Work out how many lines hold the string "candlestick". Give that number and nothing more.

>> START SUPPLIED DATA

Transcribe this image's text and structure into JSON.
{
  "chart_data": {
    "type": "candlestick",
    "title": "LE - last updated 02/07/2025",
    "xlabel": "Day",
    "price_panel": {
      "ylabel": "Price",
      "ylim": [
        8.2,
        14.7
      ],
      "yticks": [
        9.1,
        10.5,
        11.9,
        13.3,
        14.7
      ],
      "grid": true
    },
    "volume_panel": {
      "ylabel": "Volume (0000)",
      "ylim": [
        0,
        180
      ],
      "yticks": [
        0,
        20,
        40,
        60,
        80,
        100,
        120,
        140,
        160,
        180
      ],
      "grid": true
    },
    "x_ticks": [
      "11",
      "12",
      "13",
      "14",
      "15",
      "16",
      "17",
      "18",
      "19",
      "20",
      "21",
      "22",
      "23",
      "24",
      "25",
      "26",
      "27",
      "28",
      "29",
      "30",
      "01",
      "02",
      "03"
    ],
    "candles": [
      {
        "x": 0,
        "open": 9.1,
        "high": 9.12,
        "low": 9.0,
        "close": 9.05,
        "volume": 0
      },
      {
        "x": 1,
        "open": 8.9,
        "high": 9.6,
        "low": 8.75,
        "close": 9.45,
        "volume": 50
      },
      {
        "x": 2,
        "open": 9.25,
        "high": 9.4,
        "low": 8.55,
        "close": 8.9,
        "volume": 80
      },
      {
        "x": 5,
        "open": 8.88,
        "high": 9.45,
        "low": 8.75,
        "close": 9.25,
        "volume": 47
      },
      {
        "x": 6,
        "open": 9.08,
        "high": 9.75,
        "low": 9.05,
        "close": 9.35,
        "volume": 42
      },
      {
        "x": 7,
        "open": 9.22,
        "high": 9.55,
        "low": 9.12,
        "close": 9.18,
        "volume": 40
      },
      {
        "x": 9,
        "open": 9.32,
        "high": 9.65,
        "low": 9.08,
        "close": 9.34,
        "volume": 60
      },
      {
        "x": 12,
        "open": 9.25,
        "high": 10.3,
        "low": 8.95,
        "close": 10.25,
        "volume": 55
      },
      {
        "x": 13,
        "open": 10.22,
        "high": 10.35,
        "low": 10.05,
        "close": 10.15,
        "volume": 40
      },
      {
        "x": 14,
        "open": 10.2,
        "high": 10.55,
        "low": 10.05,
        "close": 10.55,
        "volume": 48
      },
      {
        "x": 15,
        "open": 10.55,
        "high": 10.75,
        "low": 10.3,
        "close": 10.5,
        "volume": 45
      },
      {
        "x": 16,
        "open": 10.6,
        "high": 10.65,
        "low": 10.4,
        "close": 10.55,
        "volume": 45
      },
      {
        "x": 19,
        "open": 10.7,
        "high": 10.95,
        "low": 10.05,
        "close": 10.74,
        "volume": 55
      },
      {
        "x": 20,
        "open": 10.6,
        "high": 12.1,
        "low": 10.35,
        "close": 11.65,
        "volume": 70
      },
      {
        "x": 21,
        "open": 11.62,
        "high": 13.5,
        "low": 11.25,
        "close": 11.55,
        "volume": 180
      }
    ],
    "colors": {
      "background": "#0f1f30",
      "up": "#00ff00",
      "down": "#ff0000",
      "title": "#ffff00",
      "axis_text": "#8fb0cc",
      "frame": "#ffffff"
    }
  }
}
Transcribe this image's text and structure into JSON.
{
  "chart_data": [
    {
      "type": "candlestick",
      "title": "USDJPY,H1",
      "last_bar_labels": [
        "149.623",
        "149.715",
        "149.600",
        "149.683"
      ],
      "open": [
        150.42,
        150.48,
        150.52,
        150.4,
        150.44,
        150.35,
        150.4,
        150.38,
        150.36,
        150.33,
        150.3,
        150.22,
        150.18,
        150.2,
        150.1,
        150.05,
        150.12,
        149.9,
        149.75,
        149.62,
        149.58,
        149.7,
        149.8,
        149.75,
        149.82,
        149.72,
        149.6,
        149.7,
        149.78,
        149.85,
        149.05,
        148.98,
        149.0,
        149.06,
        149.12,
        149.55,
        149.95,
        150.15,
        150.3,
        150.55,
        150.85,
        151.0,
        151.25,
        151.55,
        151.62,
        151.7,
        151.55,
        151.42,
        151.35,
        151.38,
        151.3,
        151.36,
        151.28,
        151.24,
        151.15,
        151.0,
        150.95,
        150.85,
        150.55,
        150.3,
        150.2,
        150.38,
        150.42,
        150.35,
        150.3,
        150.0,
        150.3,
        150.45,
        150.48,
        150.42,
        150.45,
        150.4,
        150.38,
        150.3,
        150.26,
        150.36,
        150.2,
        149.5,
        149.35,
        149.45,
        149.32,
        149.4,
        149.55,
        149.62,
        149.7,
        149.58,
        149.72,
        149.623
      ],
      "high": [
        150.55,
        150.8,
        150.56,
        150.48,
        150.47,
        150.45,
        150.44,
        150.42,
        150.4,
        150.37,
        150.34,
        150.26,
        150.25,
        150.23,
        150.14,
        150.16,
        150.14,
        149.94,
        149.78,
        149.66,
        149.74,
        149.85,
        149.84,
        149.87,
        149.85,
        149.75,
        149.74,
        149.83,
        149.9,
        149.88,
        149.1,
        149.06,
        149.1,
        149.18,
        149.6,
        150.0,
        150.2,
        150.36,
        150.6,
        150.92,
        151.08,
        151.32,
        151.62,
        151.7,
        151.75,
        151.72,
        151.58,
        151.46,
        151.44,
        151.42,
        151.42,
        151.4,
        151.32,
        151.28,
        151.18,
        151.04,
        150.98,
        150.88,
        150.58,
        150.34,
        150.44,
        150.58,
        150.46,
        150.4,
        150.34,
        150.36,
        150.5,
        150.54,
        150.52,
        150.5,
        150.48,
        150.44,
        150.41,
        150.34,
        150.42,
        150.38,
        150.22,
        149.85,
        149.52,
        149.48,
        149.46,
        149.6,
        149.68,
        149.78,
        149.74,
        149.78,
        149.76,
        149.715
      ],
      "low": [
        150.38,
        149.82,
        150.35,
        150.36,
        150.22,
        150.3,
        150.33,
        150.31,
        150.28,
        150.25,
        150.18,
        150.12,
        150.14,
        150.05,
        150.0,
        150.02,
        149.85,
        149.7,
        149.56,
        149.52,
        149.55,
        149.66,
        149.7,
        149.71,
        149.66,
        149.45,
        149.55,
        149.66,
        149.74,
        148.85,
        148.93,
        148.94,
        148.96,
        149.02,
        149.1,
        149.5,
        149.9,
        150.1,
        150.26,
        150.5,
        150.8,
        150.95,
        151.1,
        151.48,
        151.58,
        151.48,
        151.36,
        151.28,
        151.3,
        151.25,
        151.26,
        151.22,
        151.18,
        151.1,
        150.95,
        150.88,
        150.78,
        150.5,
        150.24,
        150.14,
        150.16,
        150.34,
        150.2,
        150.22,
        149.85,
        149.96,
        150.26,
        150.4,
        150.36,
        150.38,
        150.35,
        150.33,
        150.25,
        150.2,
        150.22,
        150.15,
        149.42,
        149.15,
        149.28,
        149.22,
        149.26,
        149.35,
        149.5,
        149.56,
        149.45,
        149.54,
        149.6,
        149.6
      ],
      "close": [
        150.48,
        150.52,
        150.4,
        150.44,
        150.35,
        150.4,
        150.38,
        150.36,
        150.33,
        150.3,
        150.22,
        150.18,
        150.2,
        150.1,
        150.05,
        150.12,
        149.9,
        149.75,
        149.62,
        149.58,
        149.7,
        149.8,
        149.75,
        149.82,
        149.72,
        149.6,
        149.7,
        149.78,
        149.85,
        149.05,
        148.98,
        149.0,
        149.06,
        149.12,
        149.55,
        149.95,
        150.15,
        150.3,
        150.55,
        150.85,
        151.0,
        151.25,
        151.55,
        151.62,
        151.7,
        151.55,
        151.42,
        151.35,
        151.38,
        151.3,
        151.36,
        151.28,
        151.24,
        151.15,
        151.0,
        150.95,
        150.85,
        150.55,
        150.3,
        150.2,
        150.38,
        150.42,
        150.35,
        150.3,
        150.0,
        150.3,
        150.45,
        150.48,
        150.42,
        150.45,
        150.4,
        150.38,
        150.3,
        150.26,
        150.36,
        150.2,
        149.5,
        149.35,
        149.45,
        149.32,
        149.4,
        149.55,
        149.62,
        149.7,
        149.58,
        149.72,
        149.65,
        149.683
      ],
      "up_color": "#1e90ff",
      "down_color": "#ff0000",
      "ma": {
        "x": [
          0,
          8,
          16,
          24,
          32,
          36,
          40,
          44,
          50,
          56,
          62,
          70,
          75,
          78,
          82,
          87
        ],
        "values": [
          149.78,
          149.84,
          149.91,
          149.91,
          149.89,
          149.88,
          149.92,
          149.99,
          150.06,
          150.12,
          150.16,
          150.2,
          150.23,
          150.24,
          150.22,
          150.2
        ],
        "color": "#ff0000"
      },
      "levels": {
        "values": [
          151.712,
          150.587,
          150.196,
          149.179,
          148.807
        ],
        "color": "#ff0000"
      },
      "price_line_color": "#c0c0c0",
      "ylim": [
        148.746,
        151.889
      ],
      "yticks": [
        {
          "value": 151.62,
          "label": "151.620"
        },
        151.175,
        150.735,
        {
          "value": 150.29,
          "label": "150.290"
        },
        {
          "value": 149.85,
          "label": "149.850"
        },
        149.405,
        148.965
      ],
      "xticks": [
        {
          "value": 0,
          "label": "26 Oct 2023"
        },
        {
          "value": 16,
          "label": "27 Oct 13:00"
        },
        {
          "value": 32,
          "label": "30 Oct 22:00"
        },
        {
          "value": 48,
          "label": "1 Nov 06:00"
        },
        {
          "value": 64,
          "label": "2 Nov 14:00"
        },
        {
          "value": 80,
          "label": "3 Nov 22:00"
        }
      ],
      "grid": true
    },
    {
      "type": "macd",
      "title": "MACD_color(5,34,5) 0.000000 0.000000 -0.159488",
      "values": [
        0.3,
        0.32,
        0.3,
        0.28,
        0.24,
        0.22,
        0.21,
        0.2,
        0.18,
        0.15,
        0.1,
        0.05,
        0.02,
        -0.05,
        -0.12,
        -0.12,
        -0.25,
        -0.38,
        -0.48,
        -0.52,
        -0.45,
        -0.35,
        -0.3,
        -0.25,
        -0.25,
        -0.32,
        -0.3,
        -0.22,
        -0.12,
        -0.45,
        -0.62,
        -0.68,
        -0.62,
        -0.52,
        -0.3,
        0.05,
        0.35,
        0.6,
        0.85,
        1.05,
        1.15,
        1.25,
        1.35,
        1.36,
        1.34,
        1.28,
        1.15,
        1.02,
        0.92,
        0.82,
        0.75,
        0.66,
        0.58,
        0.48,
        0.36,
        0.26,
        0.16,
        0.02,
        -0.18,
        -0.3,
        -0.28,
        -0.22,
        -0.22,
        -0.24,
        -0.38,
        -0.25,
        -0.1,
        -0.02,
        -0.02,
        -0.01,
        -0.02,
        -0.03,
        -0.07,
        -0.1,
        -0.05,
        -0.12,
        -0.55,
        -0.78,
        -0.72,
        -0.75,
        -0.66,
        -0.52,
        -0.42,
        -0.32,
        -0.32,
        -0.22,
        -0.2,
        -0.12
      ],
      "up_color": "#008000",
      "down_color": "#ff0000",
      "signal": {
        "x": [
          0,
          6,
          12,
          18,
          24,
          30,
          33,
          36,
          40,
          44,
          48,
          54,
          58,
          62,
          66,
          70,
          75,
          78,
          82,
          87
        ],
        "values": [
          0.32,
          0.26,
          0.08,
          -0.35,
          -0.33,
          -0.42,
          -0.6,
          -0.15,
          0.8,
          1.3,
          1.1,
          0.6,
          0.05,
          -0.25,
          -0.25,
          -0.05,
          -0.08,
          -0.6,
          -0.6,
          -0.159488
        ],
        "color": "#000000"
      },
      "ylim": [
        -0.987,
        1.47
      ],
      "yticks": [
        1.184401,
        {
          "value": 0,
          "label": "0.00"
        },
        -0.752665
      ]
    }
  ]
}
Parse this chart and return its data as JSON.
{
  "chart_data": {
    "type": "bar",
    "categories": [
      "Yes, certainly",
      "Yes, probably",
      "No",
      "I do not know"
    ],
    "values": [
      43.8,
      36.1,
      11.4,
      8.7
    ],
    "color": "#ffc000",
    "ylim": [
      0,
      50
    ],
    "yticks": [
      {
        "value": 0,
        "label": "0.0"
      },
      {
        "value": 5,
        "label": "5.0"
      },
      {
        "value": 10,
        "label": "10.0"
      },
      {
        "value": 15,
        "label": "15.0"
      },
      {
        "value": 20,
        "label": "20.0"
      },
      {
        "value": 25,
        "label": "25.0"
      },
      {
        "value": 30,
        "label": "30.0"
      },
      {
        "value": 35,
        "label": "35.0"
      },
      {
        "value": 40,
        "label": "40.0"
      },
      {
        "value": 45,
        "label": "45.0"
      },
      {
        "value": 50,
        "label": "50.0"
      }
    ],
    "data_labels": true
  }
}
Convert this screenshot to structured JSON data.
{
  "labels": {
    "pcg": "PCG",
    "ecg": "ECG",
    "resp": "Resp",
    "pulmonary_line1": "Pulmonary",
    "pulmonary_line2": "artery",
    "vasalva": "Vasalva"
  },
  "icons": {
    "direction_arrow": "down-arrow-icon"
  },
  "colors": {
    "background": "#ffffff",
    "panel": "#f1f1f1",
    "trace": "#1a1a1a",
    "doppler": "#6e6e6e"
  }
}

>> END SUPPLIED DATA

§ **RESPONSE FOR THIS EXERCISE**
2